Entries in a dataset:
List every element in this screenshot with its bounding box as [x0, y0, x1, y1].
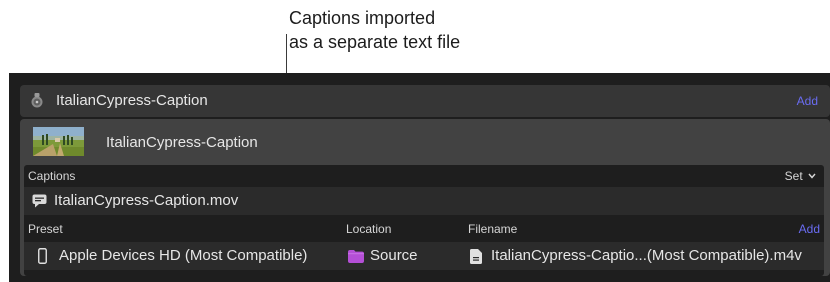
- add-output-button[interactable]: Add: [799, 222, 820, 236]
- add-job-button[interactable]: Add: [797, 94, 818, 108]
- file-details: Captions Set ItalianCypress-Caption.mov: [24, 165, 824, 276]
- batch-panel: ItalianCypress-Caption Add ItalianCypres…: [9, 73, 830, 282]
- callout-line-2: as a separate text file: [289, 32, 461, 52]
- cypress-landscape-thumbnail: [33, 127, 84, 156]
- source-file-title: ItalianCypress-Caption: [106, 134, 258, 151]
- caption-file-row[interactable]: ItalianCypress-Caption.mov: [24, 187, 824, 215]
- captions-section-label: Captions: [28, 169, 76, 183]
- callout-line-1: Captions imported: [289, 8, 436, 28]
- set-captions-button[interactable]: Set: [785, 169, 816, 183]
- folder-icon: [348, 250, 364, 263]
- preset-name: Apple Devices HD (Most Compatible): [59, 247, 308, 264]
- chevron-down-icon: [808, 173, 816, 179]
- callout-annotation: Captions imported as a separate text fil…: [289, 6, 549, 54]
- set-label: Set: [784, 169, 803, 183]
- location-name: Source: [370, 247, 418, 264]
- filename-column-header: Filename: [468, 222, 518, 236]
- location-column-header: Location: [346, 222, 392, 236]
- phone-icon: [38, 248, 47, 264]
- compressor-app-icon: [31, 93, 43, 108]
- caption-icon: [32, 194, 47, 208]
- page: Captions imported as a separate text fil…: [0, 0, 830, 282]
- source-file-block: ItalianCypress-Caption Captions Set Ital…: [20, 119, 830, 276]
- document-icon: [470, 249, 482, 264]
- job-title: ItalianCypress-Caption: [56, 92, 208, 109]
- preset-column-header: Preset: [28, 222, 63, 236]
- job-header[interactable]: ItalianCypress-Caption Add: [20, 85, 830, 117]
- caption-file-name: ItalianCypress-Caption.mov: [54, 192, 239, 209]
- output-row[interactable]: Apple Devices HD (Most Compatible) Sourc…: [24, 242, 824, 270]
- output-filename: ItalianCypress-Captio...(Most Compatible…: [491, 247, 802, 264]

Written task:
Can you rewrite the entries above, renaming every "interactable" as "clickable" and leaving everything else unchanged? Leave out the pictures.

Solution to this exercise:
List every element in this screenshot with its bounding box as [x0, y0, x1, y1].
- add-output-button[clickable]: Add: [799, 222, 820, 236]
- add-job-button[clickable]: Add: [797, 94, 818, 108]
- file-details: Captions Set ItalianCypress-Caption.mov: [24, 165, 824, 276]
- batch-panel: ItalianCypress-Caption Add ItalianCypres…: [9, 73, 830, 282]
- callout-line-2: as a separate text file: [289, 32, 461, 52]
- cypress-landscape-thumbnail: [33, 127, 84, 156]
- source-file-title: ItalianCypress-Caption: [106, 134, 258, 151]
- caption-file-row[clickable]: ItalianCypress-Caption.mov: [24, 187, 824, 215]
- captions-section-label: Captions: [28, 169, 76, 183]
- callout-line-1: Captions imported: [289, 8, 436, 28]
- set-captions-button[clickable]: Set: [785, 169, 816, 183]
- folder-icon: [348, 250, 364, 263]
- preset-name: Apple Devices HD (Most Compatible): [59, 247, 308, 264]
- chevron-down-icon: [808, 173, 816, 179]
- callout-annotation: Captions imported as a separate text fil…: [289, 6, 549, 54]
- set-label: Set: [784, 169, 803, 183]
- location-name: Source: [370, 247, 418, 264]
- filename-column-header: Filename: [468, 222, 518, 236]
- location-column-header: Location: [346, 222, 392, 236]
- phone-icon: [38, 248, 47, 264]
- compressor-app-icon: [31, 93, 43, 108]
- caption-icon: [32, 194, 47, 208]
- page: Captions imported as a separate text fil…: [0, 0, 830, 282]
- source-file-block: ItalianCypress-Caption Captions Set Ital…: [20, 119, 830, 276]
- document-icon: [470, 249, 482, 264]
- job-title: ItalianCypress-Caption: [56, 92, 208, 109]
- preset-column-header: Preset: [28, 222, 63, 236]
- job-header[clickable]: ItalianCypress-Caption Add: [20, 85, 830, 117]
- caption-file-name: ItalianCypress-Caption.mov: [54, 192, 239, 209]
- output-row[clickable]: Apple Devices HD (Most Compatible) Sourc…: [24, 242, 824, 270]
- output-filename: ItalianCypress-Captio...(Most Compatible…: [491, 247, 802, 264]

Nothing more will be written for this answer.